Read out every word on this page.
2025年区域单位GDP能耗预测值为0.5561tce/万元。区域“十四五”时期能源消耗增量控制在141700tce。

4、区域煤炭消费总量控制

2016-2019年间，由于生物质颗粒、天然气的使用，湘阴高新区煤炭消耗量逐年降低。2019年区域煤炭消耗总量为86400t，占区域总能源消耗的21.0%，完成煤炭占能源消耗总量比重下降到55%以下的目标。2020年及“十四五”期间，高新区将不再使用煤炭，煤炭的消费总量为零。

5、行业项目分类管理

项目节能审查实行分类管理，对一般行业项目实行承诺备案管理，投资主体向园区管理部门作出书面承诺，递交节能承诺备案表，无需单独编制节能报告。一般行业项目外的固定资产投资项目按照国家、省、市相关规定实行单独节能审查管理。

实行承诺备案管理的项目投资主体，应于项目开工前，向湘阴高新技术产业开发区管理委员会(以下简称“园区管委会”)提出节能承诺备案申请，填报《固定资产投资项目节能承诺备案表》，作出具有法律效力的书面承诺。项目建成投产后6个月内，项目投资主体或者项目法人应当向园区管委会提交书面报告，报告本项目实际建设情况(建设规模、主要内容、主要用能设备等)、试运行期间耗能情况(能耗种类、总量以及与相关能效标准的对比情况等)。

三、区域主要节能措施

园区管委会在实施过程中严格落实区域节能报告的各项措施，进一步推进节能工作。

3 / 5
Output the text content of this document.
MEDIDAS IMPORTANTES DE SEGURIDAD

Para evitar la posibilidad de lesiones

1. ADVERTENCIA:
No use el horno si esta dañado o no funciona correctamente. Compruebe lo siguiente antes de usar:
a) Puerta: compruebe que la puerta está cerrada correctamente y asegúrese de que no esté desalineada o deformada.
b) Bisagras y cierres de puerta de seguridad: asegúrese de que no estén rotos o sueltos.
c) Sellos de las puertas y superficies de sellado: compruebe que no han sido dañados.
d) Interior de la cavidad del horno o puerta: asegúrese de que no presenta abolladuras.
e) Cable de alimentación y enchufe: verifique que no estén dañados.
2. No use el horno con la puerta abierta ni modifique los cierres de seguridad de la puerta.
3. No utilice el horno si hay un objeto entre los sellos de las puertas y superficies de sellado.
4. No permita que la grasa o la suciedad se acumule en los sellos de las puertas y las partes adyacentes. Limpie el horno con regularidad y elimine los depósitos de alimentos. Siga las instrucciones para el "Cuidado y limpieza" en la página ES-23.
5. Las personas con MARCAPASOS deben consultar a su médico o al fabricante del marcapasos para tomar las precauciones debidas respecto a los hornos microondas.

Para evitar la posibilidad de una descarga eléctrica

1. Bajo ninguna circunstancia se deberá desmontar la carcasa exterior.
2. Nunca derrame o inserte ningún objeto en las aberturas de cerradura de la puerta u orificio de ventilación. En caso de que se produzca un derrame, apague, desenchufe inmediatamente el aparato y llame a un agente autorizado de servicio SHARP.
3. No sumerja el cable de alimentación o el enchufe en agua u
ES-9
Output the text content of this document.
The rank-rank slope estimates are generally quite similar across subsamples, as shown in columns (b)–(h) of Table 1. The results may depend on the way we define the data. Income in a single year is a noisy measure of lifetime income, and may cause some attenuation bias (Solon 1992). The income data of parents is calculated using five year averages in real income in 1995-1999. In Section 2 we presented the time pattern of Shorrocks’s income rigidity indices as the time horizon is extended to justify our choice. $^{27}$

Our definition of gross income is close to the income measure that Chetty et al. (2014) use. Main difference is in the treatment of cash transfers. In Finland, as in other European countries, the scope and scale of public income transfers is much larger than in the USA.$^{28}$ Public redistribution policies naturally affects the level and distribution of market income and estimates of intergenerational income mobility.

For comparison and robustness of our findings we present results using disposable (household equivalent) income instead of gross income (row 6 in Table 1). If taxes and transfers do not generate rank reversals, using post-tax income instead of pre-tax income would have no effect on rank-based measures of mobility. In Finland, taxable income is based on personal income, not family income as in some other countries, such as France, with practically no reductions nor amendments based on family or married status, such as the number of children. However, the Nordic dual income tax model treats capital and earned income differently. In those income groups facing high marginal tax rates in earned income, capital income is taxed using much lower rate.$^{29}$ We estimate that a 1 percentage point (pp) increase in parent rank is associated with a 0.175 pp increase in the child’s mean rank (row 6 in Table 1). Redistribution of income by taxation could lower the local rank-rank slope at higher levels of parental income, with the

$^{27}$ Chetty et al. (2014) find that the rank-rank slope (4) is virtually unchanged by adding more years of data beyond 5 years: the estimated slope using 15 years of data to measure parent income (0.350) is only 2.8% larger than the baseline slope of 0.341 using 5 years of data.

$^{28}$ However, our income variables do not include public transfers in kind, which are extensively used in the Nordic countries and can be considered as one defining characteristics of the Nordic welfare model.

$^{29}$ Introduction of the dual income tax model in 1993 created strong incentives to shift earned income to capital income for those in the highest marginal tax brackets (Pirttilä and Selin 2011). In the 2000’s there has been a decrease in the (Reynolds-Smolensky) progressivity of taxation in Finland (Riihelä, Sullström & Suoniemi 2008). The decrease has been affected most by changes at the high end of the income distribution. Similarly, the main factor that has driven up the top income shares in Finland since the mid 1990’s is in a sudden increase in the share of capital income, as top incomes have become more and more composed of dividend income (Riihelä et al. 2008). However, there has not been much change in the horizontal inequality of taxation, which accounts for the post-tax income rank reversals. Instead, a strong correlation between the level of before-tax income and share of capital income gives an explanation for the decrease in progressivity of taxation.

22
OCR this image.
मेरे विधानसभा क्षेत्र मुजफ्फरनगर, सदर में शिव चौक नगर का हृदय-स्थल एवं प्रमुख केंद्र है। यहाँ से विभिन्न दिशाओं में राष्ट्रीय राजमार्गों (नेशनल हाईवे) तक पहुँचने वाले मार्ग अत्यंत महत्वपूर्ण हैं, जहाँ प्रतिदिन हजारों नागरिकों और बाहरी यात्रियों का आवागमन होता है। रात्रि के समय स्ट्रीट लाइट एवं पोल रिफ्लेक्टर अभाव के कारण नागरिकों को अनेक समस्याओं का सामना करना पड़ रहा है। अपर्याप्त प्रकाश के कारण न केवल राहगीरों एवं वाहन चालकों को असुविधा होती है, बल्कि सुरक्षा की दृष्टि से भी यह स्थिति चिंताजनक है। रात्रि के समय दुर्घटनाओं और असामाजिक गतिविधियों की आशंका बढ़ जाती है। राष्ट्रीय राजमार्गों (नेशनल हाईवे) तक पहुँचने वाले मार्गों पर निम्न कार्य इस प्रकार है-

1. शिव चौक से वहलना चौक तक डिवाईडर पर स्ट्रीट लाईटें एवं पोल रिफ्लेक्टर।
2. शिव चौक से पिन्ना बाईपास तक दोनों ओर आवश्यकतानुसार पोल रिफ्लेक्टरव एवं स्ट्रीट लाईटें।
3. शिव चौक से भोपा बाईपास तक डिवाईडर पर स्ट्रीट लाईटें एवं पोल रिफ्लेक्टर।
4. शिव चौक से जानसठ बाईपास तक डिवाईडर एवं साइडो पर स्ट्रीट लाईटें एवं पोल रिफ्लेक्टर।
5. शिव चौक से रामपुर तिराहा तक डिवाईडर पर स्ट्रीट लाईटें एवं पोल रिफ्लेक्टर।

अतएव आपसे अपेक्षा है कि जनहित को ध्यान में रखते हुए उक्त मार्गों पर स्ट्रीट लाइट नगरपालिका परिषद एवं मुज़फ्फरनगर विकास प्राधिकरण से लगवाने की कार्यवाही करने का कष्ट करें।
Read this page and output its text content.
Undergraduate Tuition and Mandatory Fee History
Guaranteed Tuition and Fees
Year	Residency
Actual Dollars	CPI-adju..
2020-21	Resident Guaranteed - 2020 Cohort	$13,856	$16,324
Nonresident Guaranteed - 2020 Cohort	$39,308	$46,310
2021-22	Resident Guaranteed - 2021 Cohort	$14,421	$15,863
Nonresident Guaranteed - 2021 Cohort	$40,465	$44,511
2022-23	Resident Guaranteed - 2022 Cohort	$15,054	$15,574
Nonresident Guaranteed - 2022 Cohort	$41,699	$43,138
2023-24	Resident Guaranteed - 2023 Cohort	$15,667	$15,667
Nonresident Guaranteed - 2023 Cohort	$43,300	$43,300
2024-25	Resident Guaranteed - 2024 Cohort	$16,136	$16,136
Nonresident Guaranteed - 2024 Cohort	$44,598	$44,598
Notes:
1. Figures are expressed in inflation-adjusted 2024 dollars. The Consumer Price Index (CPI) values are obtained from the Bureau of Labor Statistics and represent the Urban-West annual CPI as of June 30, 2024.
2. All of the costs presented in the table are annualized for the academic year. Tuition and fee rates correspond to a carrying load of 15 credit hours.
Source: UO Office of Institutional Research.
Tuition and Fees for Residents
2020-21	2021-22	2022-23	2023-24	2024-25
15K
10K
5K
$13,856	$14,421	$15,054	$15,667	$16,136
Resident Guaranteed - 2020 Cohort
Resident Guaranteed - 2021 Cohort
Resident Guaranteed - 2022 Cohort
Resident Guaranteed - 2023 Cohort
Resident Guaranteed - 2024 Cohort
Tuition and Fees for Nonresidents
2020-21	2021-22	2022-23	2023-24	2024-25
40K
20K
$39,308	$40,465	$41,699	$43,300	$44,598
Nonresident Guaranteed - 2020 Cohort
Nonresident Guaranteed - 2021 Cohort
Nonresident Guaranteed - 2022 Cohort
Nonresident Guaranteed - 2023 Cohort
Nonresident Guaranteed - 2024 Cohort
************
_Task details_
Read through the entries and copy each line in which "cierres" appears.

_In response_
b) Bisagras y cierres de puerta de seguridad: asegúrese de que no estén rotos o sueltos.
2. No use el horno con la puerta abierta ni modifique los cierres de seguridad de la puerta.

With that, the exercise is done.